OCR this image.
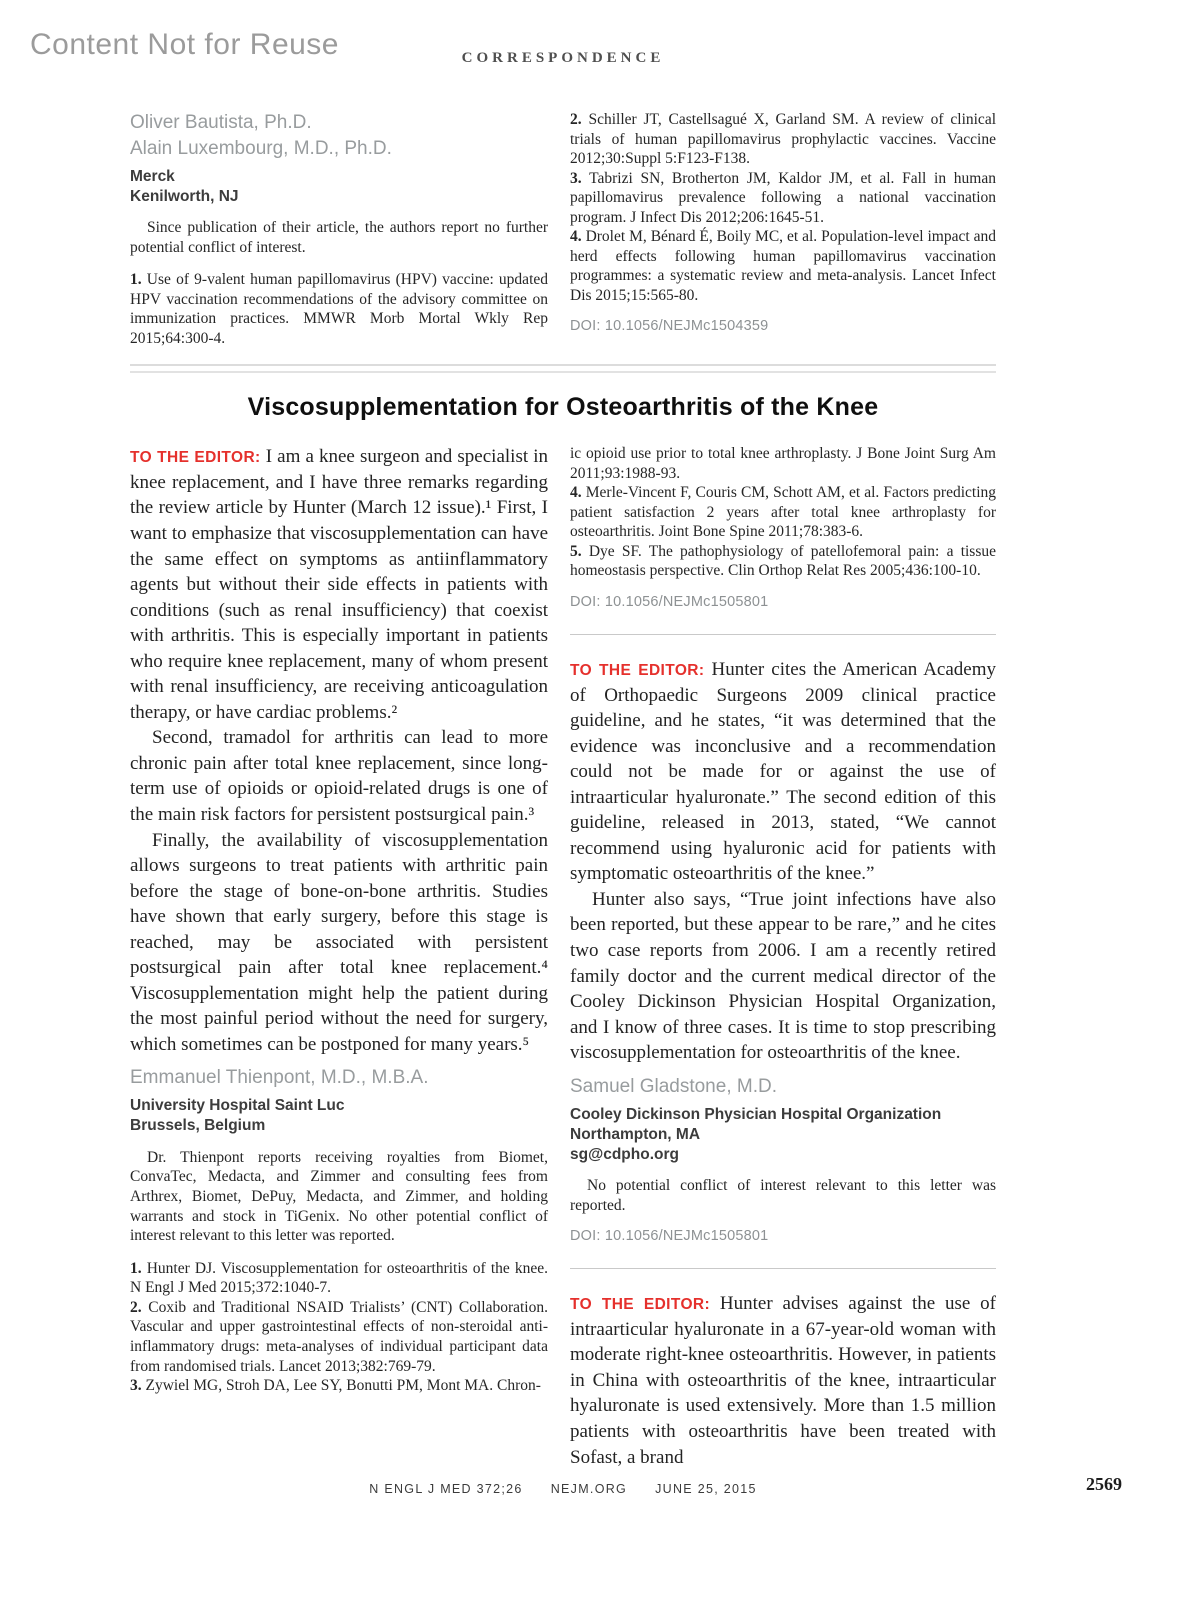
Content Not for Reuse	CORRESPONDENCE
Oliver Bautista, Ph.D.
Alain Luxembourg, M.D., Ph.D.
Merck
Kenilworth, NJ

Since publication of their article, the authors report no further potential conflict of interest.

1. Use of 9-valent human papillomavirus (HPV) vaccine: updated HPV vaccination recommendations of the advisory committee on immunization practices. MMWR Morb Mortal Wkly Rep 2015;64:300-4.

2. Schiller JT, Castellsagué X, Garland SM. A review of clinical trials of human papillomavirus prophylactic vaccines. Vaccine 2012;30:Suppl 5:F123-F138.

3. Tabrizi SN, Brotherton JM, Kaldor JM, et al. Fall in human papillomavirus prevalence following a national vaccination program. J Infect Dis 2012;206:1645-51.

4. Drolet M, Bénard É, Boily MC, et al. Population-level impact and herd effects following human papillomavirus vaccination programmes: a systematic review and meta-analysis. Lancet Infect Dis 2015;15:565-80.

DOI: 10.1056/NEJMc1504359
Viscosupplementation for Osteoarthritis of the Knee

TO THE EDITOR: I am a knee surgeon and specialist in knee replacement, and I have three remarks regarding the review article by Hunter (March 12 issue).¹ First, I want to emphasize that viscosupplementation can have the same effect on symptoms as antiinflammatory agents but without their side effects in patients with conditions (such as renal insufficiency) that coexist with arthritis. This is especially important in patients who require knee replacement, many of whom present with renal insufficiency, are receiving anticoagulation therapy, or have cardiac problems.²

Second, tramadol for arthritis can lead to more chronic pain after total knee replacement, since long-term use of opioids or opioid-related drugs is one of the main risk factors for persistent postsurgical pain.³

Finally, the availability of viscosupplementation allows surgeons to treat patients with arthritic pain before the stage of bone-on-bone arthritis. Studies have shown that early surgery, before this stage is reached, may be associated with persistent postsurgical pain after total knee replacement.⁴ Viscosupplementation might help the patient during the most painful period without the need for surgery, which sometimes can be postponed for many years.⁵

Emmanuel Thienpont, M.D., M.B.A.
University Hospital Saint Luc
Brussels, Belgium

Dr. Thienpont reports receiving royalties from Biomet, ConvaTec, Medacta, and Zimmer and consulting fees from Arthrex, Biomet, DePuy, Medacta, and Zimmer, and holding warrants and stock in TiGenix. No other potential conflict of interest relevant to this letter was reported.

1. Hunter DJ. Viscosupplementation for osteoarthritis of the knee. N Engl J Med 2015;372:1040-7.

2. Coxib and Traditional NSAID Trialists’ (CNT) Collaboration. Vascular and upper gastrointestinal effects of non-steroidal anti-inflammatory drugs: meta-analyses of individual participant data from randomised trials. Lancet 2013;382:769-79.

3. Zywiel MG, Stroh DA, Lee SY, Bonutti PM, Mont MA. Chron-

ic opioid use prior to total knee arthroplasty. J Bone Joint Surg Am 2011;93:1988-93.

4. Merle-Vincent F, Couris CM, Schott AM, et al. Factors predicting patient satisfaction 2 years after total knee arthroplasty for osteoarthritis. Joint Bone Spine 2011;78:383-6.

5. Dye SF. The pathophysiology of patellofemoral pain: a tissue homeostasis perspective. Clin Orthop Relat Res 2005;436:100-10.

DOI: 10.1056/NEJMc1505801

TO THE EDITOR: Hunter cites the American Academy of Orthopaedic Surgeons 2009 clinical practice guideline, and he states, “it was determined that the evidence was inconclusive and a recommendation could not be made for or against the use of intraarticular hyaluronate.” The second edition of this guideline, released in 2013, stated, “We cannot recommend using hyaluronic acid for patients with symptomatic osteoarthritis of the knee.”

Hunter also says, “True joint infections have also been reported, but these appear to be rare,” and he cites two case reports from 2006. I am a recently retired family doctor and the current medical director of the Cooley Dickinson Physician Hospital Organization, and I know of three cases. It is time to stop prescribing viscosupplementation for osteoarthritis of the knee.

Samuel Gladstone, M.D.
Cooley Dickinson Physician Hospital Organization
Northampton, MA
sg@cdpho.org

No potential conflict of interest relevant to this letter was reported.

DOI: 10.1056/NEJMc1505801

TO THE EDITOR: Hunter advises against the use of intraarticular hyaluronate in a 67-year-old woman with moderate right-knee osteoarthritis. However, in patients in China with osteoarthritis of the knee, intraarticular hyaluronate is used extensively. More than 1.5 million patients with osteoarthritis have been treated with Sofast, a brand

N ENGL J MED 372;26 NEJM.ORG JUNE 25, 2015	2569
==========
◆ **PROBLEM TO WORK ON**: Set down the entries above again exactly, minus any image.

◆ **WRITTEN RESPONSE**:
OCR this image.
Content Not for Reuse	CORRESPONDENCE
Oliver Bautista, Ph.D.
Alain Luxembourg, M.D., Ph.D.
Merck
Kenilworth, NJ

Since publication of their article, the authors report no further potential conflict of interest.

1. Use of 9-valent human papillomavirus (HPV) vaccine: updated HPV vaccination recommendations of the advisory committee on immunization practices. MMWR Morb Mortal Wkly Rep 2015;64:300-4.

2. Schiller JT, Castellsagué X, Garland SM. A review of clinical trials of human papillomavirus prophylactic vaccines. Vaccine 2012;30:Suppl 5:F123-F138.

3. Tabrizi SN, Brotherton JM, Kaldor JM, et al. Fall in human papillomavirus prevalence following a national vaccination program. J Infect Dis 2012;206:1645-51.

4. Drolet M, Bénard É, Boily MC, et al. Population-level impact and herd effects following human papillomavirus vaccination programmes: a systematic review and meta-analysis. Lancet Infect Dis 2015;15:565-80.

DOI: 10.1056/NEJMc1504359
Viscosupplementation for Osteoarthritis of the Knee

TO THE EDITOR: I am a knee surgeon and specialist in knee replacement, and I have three remarks regarding the review article by Hunter (March 12 issue).¹ First, I want to emphasize that viscosupplementation can have the same effect on symptoms as antiinflammatory agents but without their side effects in patients with conditions (such as renal insufficiency) that coexist with arthritis. This is especially important in patients who require knee replacement, many of whom present with renal insufficiency, are receiving anticoagulation therapy, or have cardiac problems.²

Second, tramadol for arthritis can lead to more chronic pain after total knee replacement, since long-term use of opioids or opioid-related drugs is one of the main risk factors for persistent postsurgical pain.³

Finally, the availability of viscosupplementation allows surgeons to treat patients with arthritic pain before the stage of bone-on-bone arthritis. Studies have shown that early surgery, before this stage is reached, may be associated with persistent postsurgical pain after total knee replacement.⁴ Viscosupplementation might help the patient during the most painful period without the need for surgery, which sometimes can be postponed for many years.⁵

Emmanuel Thienpont, M.D., M.B.A.
University Hospital Saint Luc
Brussels, Belgium

Dr. Thienpont reports receiving royalties from Biomet, ConvaTec, Medacta, and Zimmer and consulting fees from Arthrex, Biomet, DePuy, Medacta, and Zimmer, and holding warrants and stock in TiGenix. No other potential conflict of interest relevant to this letter was reported.

1. Hunter DJ. Viscosupplementation for osteoarthritis of the knee. N Engl J Med 2015;372:1040-7.

2. Coxib and Traditional NSAID Trialists’ (CNT) Collaboration. Vascular and upper gastrointestinal effects of non-steroidal anti-inflammatory drugs: meta-analyses of individual participant data from randomised trials. Lancet 2013;382:769-79.

3. Zywiel MG, Stroh DA, Lee SY, Bonutti PM, Mont MA. Chron-

ic opioid use prior to total knee arthroplasty. J Bone Joint Surg Am 2011;93:1988-93.

4. Merle-Vincent F, Couris CM, Schott AM, et al. Factors predicting patient satisfaction 2 years after total knee arthroplasty for osteoarthritis. Joint Bone Spine 2011;78:383-6.

5. Dye SF. The pathophysiology of patellofemoral pain: a tissue homeostasis perspective. Clin Orthop Relat Res 2005;436:100-10.

DOI: 10.1056/NEJMc1505801

TO THE EDITOR: Hunter cites the American Academy of Orthopaedic Surgeons 2009 clinical practice guideline, and he states, “it was determined that the evidence was inconclusive and a recommendation could not be made for or against the use of intraarticular hyaluronate.” The second edition of this guideline, released in 2013, stated, “We cannot recommend using hyaluronic acid for patients with symptomatic osteoarthritis of the knee.”

Hunter also says, “True joint infections have also been reported, but these appear to be rare,” and he cites two case reports from 2006. I am a recently retired family doctor and the current medical director of the Cooley Dickinson Physician Hospital Organization, and I know of three cases. It is time to stop prescribing viscosupplementation for osteoarthritis of the knee.

Samuel Gladstone, M.D.
Cooley Dickinson Physician Hospital Organization
Northampton, MA
sg@cdpho.org

No potential conflict of interest relevant to this letter was reported.

DOI: 10.1056/NEJMc1505801

TO THE EDITOR: Hunter advises against the use of intraarticular hyaluronate in a 67-year-old woman with moderate right-knee osteoarthritis. However, in patients in China with osteoarthritis of the knee, intraarticular hyaluronate is used extensively. More than 1.5 million patients with osteoarthritis have been treated with Sofast, a brand

N ENGL J MED 372;26 NEJM.ORG JUNE 25, 2015	2569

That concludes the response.